▸ **To do**:
Could you copy the whole listing below line for line, without changing anything, and leave out the pictures?

** start Available data **

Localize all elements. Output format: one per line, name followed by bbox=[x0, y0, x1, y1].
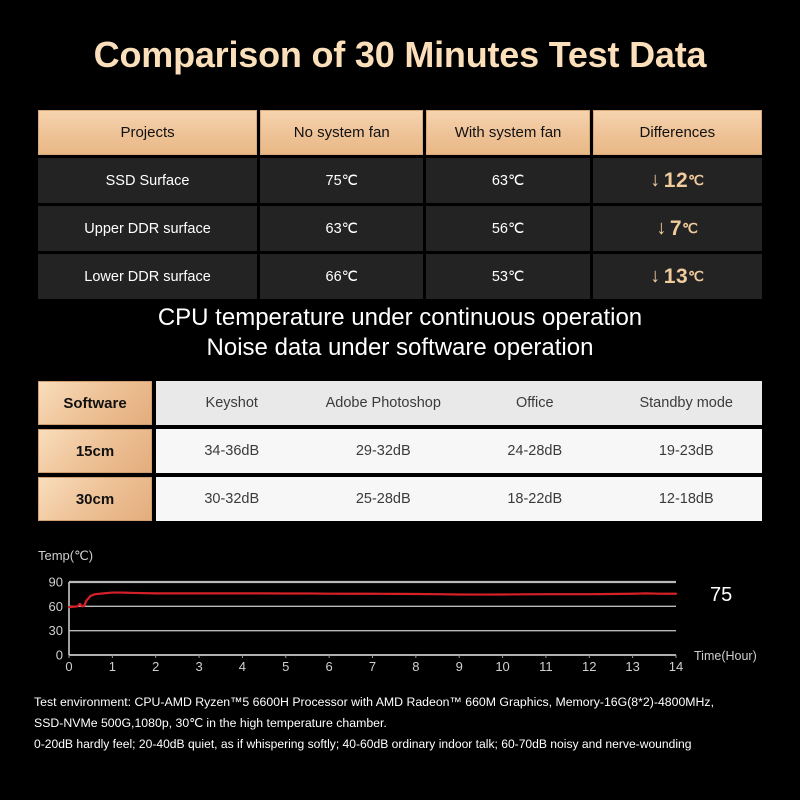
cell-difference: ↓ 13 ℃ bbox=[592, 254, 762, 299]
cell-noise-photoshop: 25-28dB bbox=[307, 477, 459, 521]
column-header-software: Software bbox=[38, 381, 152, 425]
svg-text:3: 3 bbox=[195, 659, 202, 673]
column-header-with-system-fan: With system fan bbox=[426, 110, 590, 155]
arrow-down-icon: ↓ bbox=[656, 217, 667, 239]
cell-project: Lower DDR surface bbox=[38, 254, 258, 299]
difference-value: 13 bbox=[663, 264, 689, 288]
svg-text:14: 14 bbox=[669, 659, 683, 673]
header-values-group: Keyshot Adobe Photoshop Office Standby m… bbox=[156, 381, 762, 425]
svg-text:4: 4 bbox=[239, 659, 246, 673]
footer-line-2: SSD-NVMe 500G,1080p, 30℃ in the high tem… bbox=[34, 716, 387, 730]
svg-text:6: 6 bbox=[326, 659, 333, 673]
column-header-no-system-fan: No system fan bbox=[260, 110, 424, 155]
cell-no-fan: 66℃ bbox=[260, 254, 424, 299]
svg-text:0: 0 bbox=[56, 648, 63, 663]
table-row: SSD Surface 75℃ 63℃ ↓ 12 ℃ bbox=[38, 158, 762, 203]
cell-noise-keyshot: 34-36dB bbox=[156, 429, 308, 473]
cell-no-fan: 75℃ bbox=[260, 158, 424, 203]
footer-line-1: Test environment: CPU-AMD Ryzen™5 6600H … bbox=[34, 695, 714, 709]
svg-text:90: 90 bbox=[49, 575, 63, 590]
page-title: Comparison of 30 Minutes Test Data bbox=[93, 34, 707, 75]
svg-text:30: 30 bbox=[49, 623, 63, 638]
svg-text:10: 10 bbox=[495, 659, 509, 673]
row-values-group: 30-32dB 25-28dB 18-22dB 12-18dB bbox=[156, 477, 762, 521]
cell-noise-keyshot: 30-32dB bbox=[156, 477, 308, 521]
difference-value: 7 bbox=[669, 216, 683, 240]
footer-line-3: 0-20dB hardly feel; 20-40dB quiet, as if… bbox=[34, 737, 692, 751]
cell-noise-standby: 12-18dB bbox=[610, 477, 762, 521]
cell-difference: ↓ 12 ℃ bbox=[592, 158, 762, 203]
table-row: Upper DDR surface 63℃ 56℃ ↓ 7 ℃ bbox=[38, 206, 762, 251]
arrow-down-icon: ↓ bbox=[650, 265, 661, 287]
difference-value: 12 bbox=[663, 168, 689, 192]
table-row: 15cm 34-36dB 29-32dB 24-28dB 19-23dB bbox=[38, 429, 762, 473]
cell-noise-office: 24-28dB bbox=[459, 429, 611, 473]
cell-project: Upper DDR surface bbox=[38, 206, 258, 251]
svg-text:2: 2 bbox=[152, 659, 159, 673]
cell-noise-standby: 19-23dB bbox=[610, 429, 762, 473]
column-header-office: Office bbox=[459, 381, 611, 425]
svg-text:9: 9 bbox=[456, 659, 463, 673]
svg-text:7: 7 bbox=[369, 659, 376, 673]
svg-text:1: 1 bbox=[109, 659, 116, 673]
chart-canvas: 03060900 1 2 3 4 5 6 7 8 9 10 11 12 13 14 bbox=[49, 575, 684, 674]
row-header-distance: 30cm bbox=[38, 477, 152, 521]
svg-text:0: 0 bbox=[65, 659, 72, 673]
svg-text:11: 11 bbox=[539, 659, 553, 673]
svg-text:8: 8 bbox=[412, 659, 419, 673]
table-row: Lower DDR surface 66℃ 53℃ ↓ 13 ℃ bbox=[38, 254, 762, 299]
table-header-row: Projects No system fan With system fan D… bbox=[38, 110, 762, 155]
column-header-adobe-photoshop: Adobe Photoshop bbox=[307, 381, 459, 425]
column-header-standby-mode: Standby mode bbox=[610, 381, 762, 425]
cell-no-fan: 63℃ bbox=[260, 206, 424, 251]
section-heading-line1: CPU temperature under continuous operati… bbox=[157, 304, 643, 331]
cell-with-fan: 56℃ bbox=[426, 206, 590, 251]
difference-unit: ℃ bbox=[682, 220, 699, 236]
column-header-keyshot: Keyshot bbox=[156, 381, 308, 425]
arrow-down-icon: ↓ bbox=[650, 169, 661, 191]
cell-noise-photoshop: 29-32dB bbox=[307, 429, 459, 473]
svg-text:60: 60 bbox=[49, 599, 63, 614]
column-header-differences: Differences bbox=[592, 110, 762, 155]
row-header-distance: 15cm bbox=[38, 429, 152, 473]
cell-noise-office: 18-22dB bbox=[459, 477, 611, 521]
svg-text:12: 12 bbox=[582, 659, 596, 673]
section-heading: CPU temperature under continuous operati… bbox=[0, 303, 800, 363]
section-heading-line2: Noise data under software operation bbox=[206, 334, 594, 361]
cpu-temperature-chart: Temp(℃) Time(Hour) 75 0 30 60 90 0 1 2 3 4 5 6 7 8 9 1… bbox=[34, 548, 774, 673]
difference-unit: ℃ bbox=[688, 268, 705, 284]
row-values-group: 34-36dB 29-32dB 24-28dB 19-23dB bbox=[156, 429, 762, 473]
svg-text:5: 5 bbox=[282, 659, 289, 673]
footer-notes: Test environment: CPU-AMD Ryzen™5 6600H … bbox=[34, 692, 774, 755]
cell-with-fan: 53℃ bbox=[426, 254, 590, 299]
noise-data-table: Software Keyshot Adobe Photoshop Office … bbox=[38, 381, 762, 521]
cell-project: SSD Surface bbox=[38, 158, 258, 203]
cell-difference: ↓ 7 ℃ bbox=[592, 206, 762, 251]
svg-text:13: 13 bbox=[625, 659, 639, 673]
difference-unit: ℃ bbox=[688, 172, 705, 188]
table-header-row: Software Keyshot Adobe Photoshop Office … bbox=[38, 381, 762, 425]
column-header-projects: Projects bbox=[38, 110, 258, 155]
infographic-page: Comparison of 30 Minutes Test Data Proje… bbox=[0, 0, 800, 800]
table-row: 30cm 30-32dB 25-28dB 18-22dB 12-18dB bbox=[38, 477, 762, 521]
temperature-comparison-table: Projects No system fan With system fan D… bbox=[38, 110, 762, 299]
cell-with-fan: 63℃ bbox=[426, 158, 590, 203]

** end Available data **

▸ **The completed task**:
Localize all elements. Output format: one per line, name followed by bbox=[x0, y0, x1, y1].
cell-difference: ↓ 13 ℃ bbox=[592, 254, 762, 299]
cell-noise-photoshop: 25-28dB bbox=[307, 477, 459, 521]
column-header-software: Software bbox=[38, 381, 152, 425]
svg-text:3: 3 bbox=[195, 659, 202, 673]
column-header-with-system-fan: With system fan bbox=[426, 110, 590, 155]
arrow-down-icon: ↓ bbox=[656, 217, 667, 239]
cell-project: Lower DDR surface bbox=[38, 254, 258, 299]
difference-value: 13 bbox=[663, 264, 689, 288]
svg-text:14: 14 bbox=[669, 659, 683, 673]
header-values-group: Keyshot Adobe Photoshop Office Standby m… bbox=[156, 381, 762, 425]
svg-text:4: 4 bbox=[239, 659, 246, 673]
footer-line-2: SSD-NVMe 500G,1080p, 30℃ in the high tem… bbox=[34, 716, 387, 730]
svg-text:6: 6 bbox=[326, 659, 333, 673]
column-header-no-system-fan: No system fan bbox=[260, 110, 424, 155]
cell-no-fan: 66℃ bbox=[260, 254, 424, 299]
svg-text:0: 0 bbox=[56, 648, 63, 663]
table-row: SSD Surface 75℃ 63℃ ↓ 12 ℃ bbox=[38, 158, 762, 203]
cell-noise-keyshot: 34-36dB bbox=[156, 429, 308, 473]
cell-no-fan: 75℃ bbox=[260, 158, 424, 203]
footer-line-1: Test environment: CPU-AMD Ryzen™5 6600H … bbox=[34, 695, 714, 709]
svg-text:90: 90 bbox=[49, 575, 63, 590]
page-title: Comparison of 30 Minutes Test Data bbox=[93, 34, 707, 75]
svg-text:30: 30 bbox=[49, 623, 63, 638]
svg-text:10: 10 bbox=[495, 659, 509, 673]
row-values-group: 30-32dB 25-28dB 18-22dB 12-18dB bbox=[156, 477, 762, 521]
cell-noise-keyshot: 30-32dB bbox=[156, 477, 308, 521]
difference-value: 7 bbox=[669, 216, 683, 240]
footer-line-3: 0-20dB hardly feel; 20-40dB quiet, as if… bbox=[34, 737, 692, 751]
cell-noise-standby: 12-18dB bbox=[610, 477, 762, 521]
cell-difference: ↓ 12 ℃ bbox=[592, 158, 762, 203]
table-row: Upper DDR surface 63℃ 56℃ ↓ 7 ℃ bbox=[38, 206, 762, 251]
arrow-down-icon: ↓ bbox=[650, 265, 661, 287]
difference-value: 12 bbox=[663, 168, 689, 192]
table-row: 15cm 34-36dB 29-32dB 24-28dB 19-23dB bbox=[38, 429, 762, 473]
cell-noise-office: 24-28dB bbox=[459, 429, 611, 473]
cell-project: Upper DDR surface bbox=[38, 206, 258, 251]
svg-text:2: 2 bbox=[152, 659, 159, 673]
cell-noise-standby: 19-23dB bbox=[610, 429, 762, 473]
column-header-office: Office bbox=[459, 381, 611, 425]
svg-text:9: 9 bbox=[456, 659, 463, 673]
svg-text:7: 7 bbox=[369, 659, 376, 673]
svg-text:1: 1 bbox=[109, 659, 116, 673]
chart-canvas: 03060900 1 2 3 4 5 6 7 8 9 10 11 12 13 14 bbox=[49, 575, 684, 674]
row-header-distance: 30cm bbox=[38, 477, 152, 521]
svg-text:0: 0 bbox=[65, 659, 72, 673]
svg-text:11: 11 bbox=[539, 659, 553, 673]
svg-text:8: 8 bbox=[412, 659, 419, 673]
table-row: Lower DDR surface 66℃ 53℃ ↓ 13 ℃ bbox=[38, 254, 762, 299]
table-header-row: Projects No system fan With system fan D… bbox=[38, 110, 762, 155]
column-header-adobe-photoshop: Adobe Photoshop bbox=[307, 381, 459, 425]
column-header-standby-mode: Standby mode bbox=[610, 381, 762, 425]
cell-no-fan: 63℃ bbox=[260, 206, 424, 251]
section-heading-line1: CPU temperature under continuous operati… bbox=[157, 304, 643, 331]
cell-with-fan: 56℃ bbox=[426, 206, 590, 251]
difference-unit: ℃ bbox=[682, 220, 699, 236]
column-header-keyshot: Keyshot bbox=[156, 381, 308, 425]
arrow-down-icon: ↓ bbox=[650, 169, 661, 191]
cell-noise-photoshop: 29-32dB bbox=[307, 429, 459, 473]
svg-text:60: 60 bbox=[49, 599, 63, 614]
column-header-differences: Differences bbox=[592, 110, 762, 155]
row-header-distance: 15cm bbox=[38, 429, 152, 473]
cell-noise-office: 18-22dB bbox=[459, 477, 611, 521]
svg-text:12: 12 bbox=[582, 659, 596, 673]
section-heading: CPU temperature under continuous operati… bbox=[0, 303, 800, 363]
section-heading-line2: Noise data under software operation bbox=[206, 334, 594, 361]
cpu-temperature-chart: Temp(℃) Time(Hour) 75 0 30 60 90 0 1 2 3 4 5 6 7 8 9 1… bbox=[34, 548, 774, 673]
difference-unit: ℃ bbox=[688, 268, 705, 284]
row-values-group: 34-36dB 29-32dB 24-28dB 19-23dB bbox=[156, 429, 762, 473]
svg-text:5: 5 bbox=[282, 659, 289, 673]
footer-notes: Test environment: CPU-AMD Ryzen™5 6600H … bbox=[34, 692, 774, 755]
cell-with-fan: 53℃ bbox=[426, 254, 590, 299]
noise-data-table: Software Keyshot Adobe Photoshop Office … bbox=[38, 381, 762, 521]
cell-project: SSD Surface bbox=[38, 158, 258, 203]
cell-difference: ↓ 7 ℃ bbox=[592, 206, 762, 251]
svg-text:13: 13 bbox=[625, 659, 639, 673]
difference-unit: ℃ bbox=[688, 172, 705, 188]
table-header-row: Software Keyshot Adobe Photoshop Office … bbox=[38, 381, 762, 425]
column-header-projects: Projects bbox=[38, 110, 258, 155]
infographic-page: Comparison of 30 Minutes Test Data Proje… bbox=[0, 0, 800, 800]
table-row: 30cm 30-32dB 25-28dB 18-22dB 12-18dB bbox=[38, 477, 762, 521]
temperature-comparison-table: Projects No system fan With system fan D… bbox=[38, 110, 762, 299]
cell-with-fan: 63℃ bbox=[426, 158, 590, 203]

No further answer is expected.